EXERCISE AIM ▸ Repeat each line exactly, leaving nothing out.

Chart and figure data:
———
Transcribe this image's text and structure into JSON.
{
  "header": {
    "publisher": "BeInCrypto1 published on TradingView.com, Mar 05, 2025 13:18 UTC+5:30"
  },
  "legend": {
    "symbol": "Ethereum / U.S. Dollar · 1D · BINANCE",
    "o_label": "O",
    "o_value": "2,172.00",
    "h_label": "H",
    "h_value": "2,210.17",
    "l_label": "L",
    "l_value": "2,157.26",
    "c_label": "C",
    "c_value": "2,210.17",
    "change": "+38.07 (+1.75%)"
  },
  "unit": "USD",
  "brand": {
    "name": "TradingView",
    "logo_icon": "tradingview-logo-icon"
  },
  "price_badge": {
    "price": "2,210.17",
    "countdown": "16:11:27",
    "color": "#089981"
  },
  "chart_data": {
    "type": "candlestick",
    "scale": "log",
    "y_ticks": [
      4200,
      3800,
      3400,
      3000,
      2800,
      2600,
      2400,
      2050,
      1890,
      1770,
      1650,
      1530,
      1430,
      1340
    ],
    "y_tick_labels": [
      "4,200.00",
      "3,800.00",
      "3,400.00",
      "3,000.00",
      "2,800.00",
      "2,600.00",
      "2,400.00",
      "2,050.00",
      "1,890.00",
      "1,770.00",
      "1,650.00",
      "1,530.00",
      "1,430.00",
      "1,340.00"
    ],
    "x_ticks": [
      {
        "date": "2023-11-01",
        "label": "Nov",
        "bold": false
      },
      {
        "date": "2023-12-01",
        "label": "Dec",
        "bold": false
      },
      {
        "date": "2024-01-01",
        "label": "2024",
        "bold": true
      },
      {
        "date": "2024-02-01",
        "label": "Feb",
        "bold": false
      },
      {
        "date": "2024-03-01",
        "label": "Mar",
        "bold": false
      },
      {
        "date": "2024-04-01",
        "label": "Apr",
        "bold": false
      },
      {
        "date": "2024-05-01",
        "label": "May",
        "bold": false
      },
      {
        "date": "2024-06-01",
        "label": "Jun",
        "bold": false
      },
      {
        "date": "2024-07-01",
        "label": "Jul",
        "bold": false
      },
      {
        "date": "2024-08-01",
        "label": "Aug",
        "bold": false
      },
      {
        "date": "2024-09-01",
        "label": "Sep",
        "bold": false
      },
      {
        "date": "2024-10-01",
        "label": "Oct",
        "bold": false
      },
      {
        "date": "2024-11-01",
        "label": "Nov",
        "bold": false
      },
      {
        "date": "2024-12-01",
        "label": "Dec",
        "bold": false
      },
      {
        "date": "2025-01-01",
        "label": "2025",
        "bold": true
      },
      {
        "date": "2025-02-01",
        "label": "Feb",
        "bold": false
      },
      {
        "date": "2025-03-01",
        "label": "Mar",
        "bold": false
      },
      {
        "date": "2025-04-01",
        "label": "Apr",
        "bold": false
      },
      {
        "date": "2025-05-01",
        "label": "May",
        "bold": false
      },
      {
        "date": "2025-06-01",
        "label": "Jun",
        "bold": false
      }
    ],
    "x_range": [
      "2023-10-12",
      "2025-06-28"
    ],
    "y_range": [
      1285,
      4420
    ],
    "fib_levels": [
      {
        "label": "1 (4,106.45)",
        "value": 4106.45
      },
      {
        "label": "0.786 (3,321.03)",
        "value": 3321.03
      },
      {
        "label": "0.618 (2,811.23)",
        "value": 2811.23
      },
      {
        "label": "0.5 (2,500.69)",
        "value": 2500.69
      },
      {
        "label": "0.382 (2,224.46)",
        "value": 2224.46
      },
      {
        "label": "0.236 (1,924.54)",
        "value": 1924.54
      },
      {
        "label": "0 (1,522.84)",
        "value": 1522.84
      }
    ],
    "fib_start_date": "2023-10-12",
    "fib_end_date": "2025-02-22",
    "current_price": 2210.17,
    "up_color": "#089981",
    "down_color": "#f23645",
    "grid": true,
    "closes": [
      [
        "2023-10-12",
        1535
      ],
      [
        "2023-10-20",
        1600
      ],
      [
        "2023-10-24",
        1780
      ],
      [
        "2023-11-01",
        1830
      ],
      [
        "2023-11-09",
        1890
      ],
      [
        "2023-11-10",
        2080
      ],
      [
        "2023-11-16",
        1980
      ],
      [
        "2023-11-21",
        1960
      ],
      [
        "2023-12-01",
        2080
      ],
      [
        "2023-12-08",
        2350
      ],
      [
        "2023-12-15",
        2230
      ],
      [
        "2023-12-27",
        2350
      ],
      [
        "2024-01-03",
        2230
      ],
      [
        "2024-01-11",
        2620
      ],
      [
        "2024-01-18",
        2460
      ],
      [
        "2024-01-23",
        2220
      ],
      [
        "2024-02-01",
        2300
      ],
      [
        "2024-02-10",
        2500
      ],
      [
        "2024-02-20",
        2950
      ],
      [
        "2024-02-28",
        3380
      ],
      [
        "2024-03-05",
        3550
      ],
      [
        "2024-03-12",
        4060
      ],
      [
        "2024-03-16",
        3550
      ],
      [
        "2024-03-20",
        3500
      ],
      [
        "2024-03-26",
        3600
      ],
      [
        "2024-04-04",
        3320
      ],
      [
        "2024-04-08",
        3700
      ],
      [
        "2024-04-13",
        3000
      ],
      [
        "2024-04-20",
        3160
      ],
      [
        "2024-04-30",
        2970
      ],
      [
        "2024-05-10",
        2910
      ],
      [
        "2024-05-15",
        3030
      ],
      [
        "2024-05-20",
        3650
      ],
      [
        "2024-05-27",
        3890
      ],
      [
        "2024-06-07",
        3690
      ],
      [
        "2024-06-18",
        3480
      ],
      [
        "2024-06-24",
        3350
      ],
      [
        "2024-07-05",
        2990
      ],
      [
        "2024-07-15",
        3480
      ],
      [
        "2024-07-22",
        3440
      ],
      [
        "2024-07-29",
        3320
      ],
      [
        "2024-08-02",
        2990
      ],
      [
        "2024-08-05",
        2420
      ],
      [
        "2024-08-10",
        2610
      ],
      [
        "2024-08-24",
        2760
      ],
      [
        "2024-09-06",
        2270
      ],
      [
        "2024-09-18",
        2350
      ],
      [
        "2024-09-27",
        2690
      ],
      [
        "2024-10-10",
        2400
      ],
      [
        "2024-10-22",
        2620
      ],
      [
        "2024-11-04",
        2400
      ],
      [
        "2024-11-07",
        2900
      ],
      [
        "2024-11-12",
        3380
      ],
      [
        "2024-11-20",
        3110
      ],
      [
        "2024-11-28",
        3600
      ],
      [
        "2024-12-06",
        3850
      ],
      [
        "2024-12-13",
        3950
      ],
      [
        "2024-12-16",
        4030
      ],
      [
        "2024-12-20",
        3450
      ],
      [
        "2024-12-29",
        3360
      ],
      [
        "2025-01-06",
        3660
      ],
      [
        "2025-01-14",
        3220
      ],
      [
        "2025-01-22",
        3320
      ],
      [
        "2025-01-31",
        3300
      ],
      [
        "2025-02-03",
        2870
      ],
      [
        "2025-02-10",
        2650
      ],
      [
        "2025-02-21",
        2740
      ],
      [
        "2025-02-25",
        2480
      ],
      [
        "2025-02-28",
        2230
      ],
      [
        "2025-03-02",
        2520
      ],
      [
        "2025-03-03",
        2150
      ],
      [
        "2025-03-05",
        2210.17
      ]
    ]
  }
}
———
FINAL RESULT ▸
Transcribe this image's text and structure into JSON.
{
  "header": {
    "publisher": "BeInCrypto1 published on TradingView.com, Mar 05, 2025 13:18 UTC+5:30"
  },
  "legend": {
    "symbol": "Ethereum / U.S. Dollar · 1D · BINANCE",
    "o_label": "O",
    "o_value": "2,172.00",
    "h_label": "H",
    "h_value": "2,210.17",
    "l_label": "L",
    "l_value": "2,157.26",
    "c_label": "C",
    "c_value": "2,210.17",
    "change": "+38.07 (+1.75%)"
  },
  "unit": "USD",
  "brand": {
    "name": "TradingView",
    "logo_icon": "tradingview-logo-icon"
  },
  "price_badge": {
    "price": "2,210.17",
    "countdown": "16:11:27",
    "color": "#089981"
  },
  "chart_data": {
    "type": "candlestick",
    "scale": "log",
    "y_ticks": [
      4200,
      3800,
      3400,
      3000,
      2800,
      2600,
      2400,
      2050,
      1890,
      1770,
      1650,
      1530,
      1430,
      1340
    ],
    "y_tick_labels": [
      "4,200.00",
      "3,800.00",
      "3,400.00",
      "3,000.00",
      "2,800.00",
      "2,600.00",
      "2,400.00",
      "2,050.00",
      "1,890.00",
      "1,770.00",
      "1,650.00",
      "1,530.00",
      "1,430.00",
      "1,340.00"
    ],
    "x_ticks": [
      {
        "date": "2023-11-01",
        "label": "Nov",
        "bold": false
      },
      {
        "date": "2023-12-01",
        "label": "Dec",
        "bold": false
      },
      {
        "date": "2024-01-01",
        "label": "2024",
        "bold": true
      },
      {
        "date": "2024-02-01",
        "label": "Feb",
        "bold": false
      },
      {
        "date": "2024-03-01",
        "label": "Mar",
        "bold": false
      },
      {
        "date": "2024-04-01",
        "label": "Apr",
        "bold": false
      },
      {
        "date": "2024-05-01",
        "label": "May",
        "bold": false
      },
      {
        "date": "2024-06-01",
        "label": "Jun",
        "bold": false
      },
      {
        "date": "2024-07-01",
        "label": "Jul",
        "bold": false
      },
      {
        "date": "2024-08-01",
        "label": "Aug",
        "bold": false
      },
      {
        "date": "2024-09-01",
        "label": "Sep",
        "bold": false
      },
      {
        "date": "2024-10-01",
        "label": "Oct",
        "bold": false
      },
      {
        "date": "2024-11-01",
        "label": "Nov",
        "bold": false
      },
      {
        "date": "2024-12-01",
        "label": "Dec",
        "bold": false
      },
      {
        "date": "2025-01-01",
        "label": "2025",
        "bold": true
      },
      {
        "date": "2025-02-01",
        "label": "Feb",
        "bold": false
      },
      {
        "date": "2025-03-01",
        "label": "Mar",
        "bold": false
      },
      {
        "date": "2025-04-01",
        "label": "Apr",
        "bold": false
      },
      {
        "date": "2025-05-01",
        "label": "May",
        "bold": false
      },
      {
        "date": "2025-06-01",
        "label": "Jun",
        "bold": false
      }
    ],
    "x_range": [
      "2023-10-12",
      "2025-06-28"
    ],
    "y_range": [
      1285,
      4420
    ],
    "fib_levels": [
      {
        "label": "1 (4,106.45)",
        "value": 4106.45
      },
      {
        "label": "0.786 (3,321.03)",
        "value": 3321.03
      },
      {
        "label": "0.618 (2,811.23)",
        "value": 2811.23
      },
      {
        "label": "0.5 (2,500.69)",
        "value": 2500.69
      },
      {
        "label": "0.382 (2,224.46)",
        "value": 2224.46
      },
      {
        "label": "0.236 (1,924.54)",
        "value": 1924.54
      },
      {
        "label": "0 (1,522.84)",
        "value": 1522.84
      }
    ],
    "fib_start_date": "2023-10-12",
    "fib_end_date": "2025-02-22",
    "current_price": 2210.17,
    "up_color": "#089981",
    "down_color": "#f23645",
    "grid": true,
    "closes": [
      [
        "2023-10-12",
        1535
      ],
      [
        "2023-10-20",
        1600
      ],
      [
        "2023-10-24",
        1780
      ],
      [
        "2023-11-01",
        1830
      ],
      [
        "2023-11-09",
        1890
      ],
      [
        "2023-11-10",
        2080
      ],
      [
        "2023-11-16",
        1980
      ],
      [
        "2023-11-21",
        1960
      ],
      [
        "2023-12-01",
        2080
      ],
      [
        "2023-12-08",
        2350
      ],
      [
        "2023-12-15",
        2230
      ],
      [
        "2023-12-27",
        2350
      ],
      [
        "2024-01-03",
        2230
      ],
      [
        "2024-01-11",
        2620
      ],
      [
        "2024-01-18",
        2460
      ],
      [
        "2024-01-23",
        2220
      ],
      [
        "2024-02-01",
        2300
      ],
      [
        "2024-02-10",
        2500
      ],
      [
        "2024-02-20",
        2950
      ],
      [
        "2024-02-28",
        3380
      ],
      [
        "2024-03-05",
        3550
      ],
      [
        "2024-03-12",
        4060
      ],
      [
        "2024-03-16",
        3550
      ],
      [
        "2024-03-20",
        3500
      ],
      [
        "2024-03-26",
        3600
      ],
      [
        "2024-04-04",
        3320
      ],
      [
        "2024-04-08",
        3700
      ],
      [
        "2024-04-13",
        3000
      ],
      [
        "2024-04-20",
        3160
      ],
      [
        "2024-04-30",
        2970
      ],
      [
        "2024-05-10",
        2910
      ],
      [
        "2024-05-15",
        3030
      ],
      [
        "2024-05-20",
        3650
      ],
      [
        "2024-05-27",
        3890
      ],
      [
        "2024-06-07",
        3690
      ],
      [
        "2024-06-18",
        3480
      ],
      [
        "2024-06-24",
        3350
      ],
      [
        "2024-07-05",
        2990
      ],
      [
        "2024-07-15",
        3480
      ],
      [
        "2024-07-22",
        3440
      ],
      [
        "2024-07-29",
        3320
      ],
      [
        "2024-08-02",
        2990
      ],
      [
        "2024-08-05",
        2420
      ],
      [
        "2024-08-10",
        2610
      ],
      [
        "2024-08-24",
        2760
      ],
      [
        "2024-09-06",
        2270
      ],
      [
        "2024-09-18",
        2350
      ],
      [
        "2024-09-27",
        2690
      ],
      [
        "2024-10-10",
        2400
      ],
      [
        "2024-10-22",
        2620
      ],
      [
        "2024-11-04",
        2400
      ],
      [
        "2024-11-07",
        2900
      ],
      [
        "2024-11-12",
        3380
      ],
      [
        "2024-11-20",
        3110
      ],
      [
        "2024-11-28",
        3600
      ],
      [
        "2024-12-06",
        3850
      ],
      [
        "2024-12-13",
        3950
      ],
      [
        "2024-12-16",
        4030
      ],
      [
        "2024-12-20",
        3450
      ],
      [
        "2024-12-29",
        3360
      ],
      [
        "2025-01-06",
        3660
      ],
      [
        "2025-01-14",
        3220
      ],
      [
        "2025-01-22",
        3320
      ],
      [
        "2025-01-31",
        3300
      ],
      [
        "2025-02-03",
        2870
      ],
      [
        "2025-02-10",
        2650
      ],
      [
        "2025-02-21",
        2740
      ],
      [
        "2025-02-25",
        2480
      ],
      [
        "2025-02-28",
        2230
      ],
      [
        "2025-03-02",
        2520
      ],
      [
        "2025-03-03",
        2150
      ],
      [
        "2025-03-05",
        2210.17
      ]
    ]
  }
}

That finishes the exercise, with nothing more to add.